Make an exact copy of the lines, leaving the pictures out.

>> Begin Entries provided

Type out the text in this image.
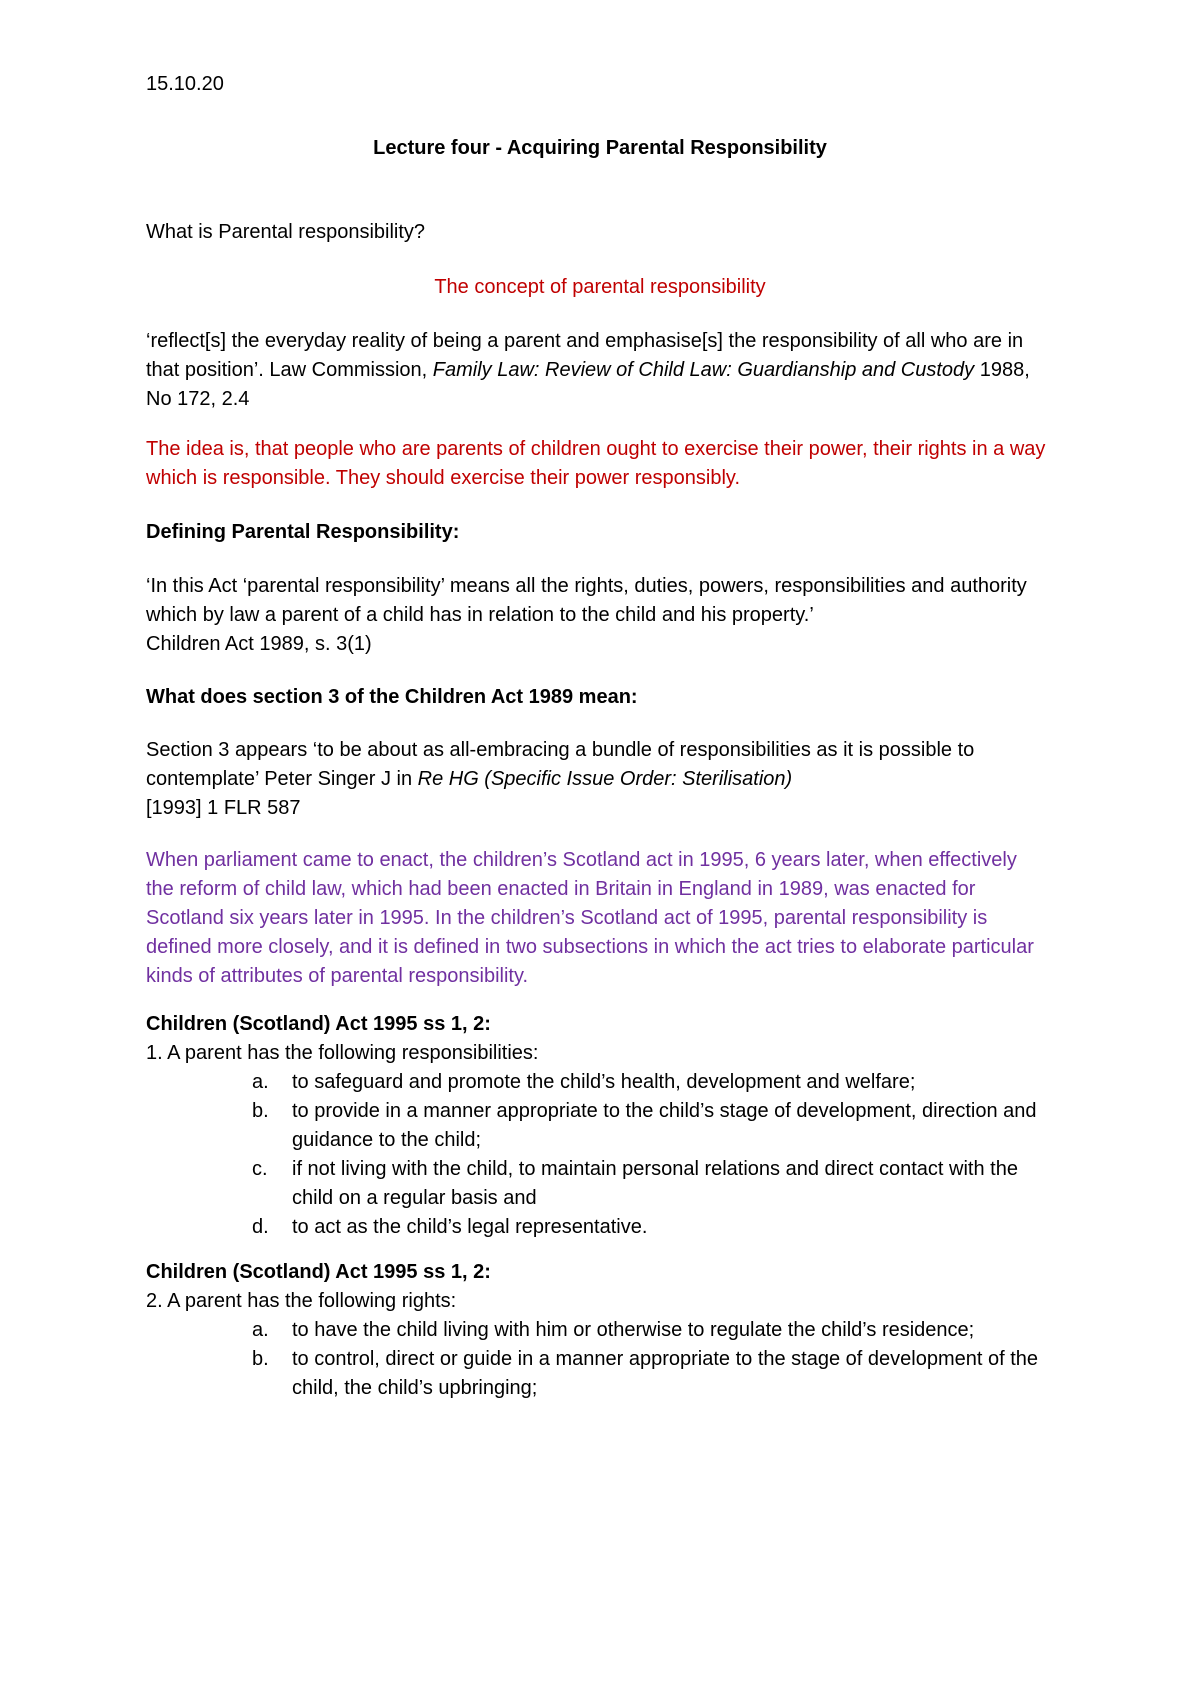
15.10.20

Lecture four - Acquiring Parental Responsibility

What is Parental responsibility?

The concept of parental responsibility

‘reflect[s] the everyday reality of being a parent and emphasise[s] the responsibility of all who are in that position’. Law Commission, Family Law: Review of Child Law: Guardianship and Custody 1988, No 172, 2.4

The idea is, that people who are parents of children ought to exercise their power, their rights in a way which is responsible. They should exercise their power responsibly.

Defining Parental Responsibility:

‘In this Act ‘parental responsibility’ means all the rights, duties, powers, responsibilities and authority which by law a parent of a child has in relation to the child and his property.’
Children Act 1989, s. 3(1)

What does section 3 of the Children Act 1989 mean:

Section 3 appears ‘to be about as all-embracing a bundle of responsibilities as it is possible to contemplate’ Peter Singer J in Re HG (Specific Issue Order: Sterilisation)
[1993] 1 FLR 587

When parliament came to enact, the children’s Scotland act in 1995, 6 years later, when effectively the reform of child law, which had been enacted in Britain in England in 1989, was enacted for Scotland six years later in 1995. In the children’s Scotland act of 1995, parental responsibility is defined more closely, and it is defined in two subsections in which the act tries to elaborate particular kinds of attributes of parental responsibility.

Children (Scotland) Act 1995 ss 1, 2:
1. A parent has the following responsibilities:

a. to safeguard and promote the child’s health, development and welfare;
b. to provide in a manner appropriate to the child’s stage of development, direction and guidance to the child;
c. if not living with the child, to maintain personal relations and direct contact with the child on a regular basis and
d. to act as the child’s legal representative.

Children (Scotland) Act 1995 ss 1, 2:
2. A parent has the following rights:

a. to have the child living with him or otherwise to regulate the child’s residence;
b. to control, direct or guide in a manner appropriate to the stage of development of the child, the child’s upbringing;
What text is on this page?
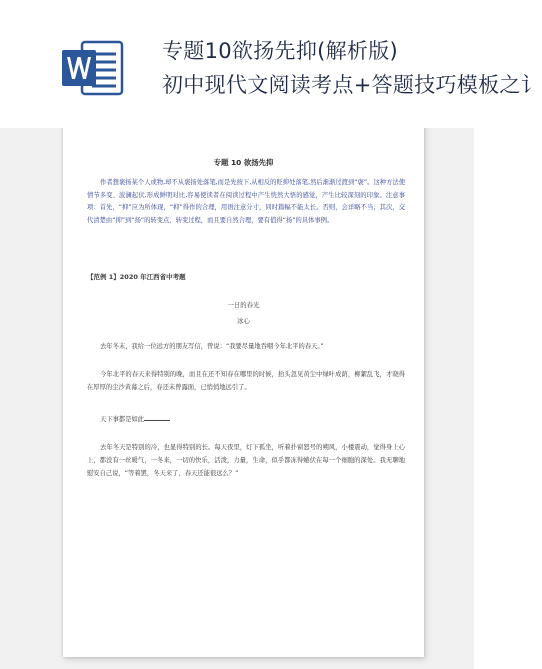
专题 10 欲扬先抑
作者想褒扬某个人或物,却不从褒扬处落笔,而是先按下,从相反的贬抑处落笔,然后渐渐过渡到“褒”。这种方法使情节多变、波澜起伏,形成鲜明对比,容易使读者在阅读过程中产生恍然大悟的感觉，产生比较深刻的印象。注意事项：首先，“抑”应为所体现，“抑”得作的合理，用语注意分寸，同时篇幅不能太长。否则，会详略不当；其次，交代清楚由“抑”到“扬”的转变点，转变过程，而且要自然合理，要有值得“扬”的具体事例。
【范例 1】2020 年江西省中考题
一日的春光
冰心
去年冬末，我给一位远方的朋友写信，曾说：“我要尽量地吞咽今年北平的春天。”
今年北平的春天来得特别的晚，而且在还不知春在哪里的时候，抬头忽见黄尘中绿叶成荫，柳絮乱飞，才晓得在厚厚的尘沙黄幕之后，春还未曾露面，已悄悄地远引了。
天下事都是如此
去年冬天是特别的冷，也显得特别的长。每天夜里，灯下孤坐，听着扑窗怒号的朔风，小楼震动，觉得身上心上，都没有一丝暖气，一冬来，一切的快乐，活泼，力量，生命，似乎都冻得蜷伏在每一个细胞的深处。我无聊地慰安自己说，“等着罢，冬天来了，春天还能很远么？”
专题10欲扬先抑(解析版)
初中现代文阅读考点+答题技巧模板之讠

>> End Entries provided

_Exercise response_.
Type out the text in this image.
15.10.20

Lecture four - Acquiring Parental Responsibility

What is Parental responsibility?

The concept of parental responsibility

‘reflect[s] the everyday reality of being a parent and emphasise[s] the responsibility of all who are in that position’. Law Commission, Family Law: Review of Child Law: Guardianship and Custody 1988, No 172, 2.4

The idea is, that people who are parents of children ought to exercise their power, their rights in a way which is responsible. They should exercise their power responsibly.

Defining Parental Responsibility:

‘In this Act ‘parental responsibility’ means all the rights, duties, powers, responsibilities and authority which by law a parent of a child has in relation to the child and his property.’
Children Act 1989, s. 3(1)

What does section 3 of the Children Act 1989 mean:

Section 3 appears ‘to be about as all-embracing a bundle of responsibilities as it is possible to contemplate’ Peter Singer J in Re HG (Specific Issue Order: Sterilisation)
[1993] 1 FLR 587

When parliament came to enact, the children’s Scotland act in 1995, 6 years later, when effectively the reform of child law, which had been enacted in Britain in England in 1989, was enacted for Scotland six years later in 1995. In the children’s Scotland act of 1995, parental responsibility is defined more closely, and it is defined in two subsections in which the act tries to elaborate particular kinds of attributes of parental responsibility.

Children (Scotland) Act 1995 ss 1, 2:
1. A parent has the following responsibilities:

a. to safeguard and promote the child’s health, development and welfare;
b. to provide in a manner appropriate to the child’s stage of development, direction and guidance to the child;
c. if not living with the child, to maintain personal relations and direct contact with the child on a regular basis and
d. to act as the child’s legal representative.

Children (Scotland) Act 1995 ss 1, 2:
2. A parent has the following rights:

a. to have the child living with him or otherwise to regulate the child’s residence;
b. to control, direct or guide in a manner appropriate to the stage of development of the child, the child’s upbringing;
What text is on this page?
专题 10 欲扬先抑
作者想褒扬某个人或物,却不从褒扬处落笔,而是先按下,从相反的贬抑处落笔,然后渐渐过渡到“褒”。这种方法使情节多变、波澜起伏,形成鲜明对比,容易使读者在阅读过程中产生恍然大悟的感觉，产生比较深刻的印象。注意事项：首先，“抑”应为所体现，“抑”得作的合理，用语注意分寸，同时篇幅不能太长。否则，会详略不当；其次，交代清楚由“抑”到“扬”的转变点，转变过程，而且要自然合理，要有值得“扬”的具体事例。
【范例 1】2020 年江西省中考题
一日的春光
冰心
去年冬末，我给一位远方的朋友写信，曾说：“我要尽量地吞咽今年北平的春天。”
今年北平的春天来得特别的晚，而且在还不知春在哪里的时候，抬头忽见黄尘中绿叶成荫，柳絮乱飞，才晓得在厚厚的尘沙黄幕之后，春还未曾露面，已悄悄地远引了。
天下事都是如此
去年冬天是特别的冷，也显得特别的长。每天夜里，灯下孤坐，听着扑窗怒号的朔风，小楼震动，觉得身上心上，都没有一丝暖气，一冬来，一切的快乐，活泼，力量，生命，似乎都冻得蜷伏在每一个细胞的深处。我无聊地慰安自己说，“等着罢，冬天来了，春天还能很远么？”
专题10欲扬先抑(解析版)
初中现代文阅读考点+答题技巧模板之讠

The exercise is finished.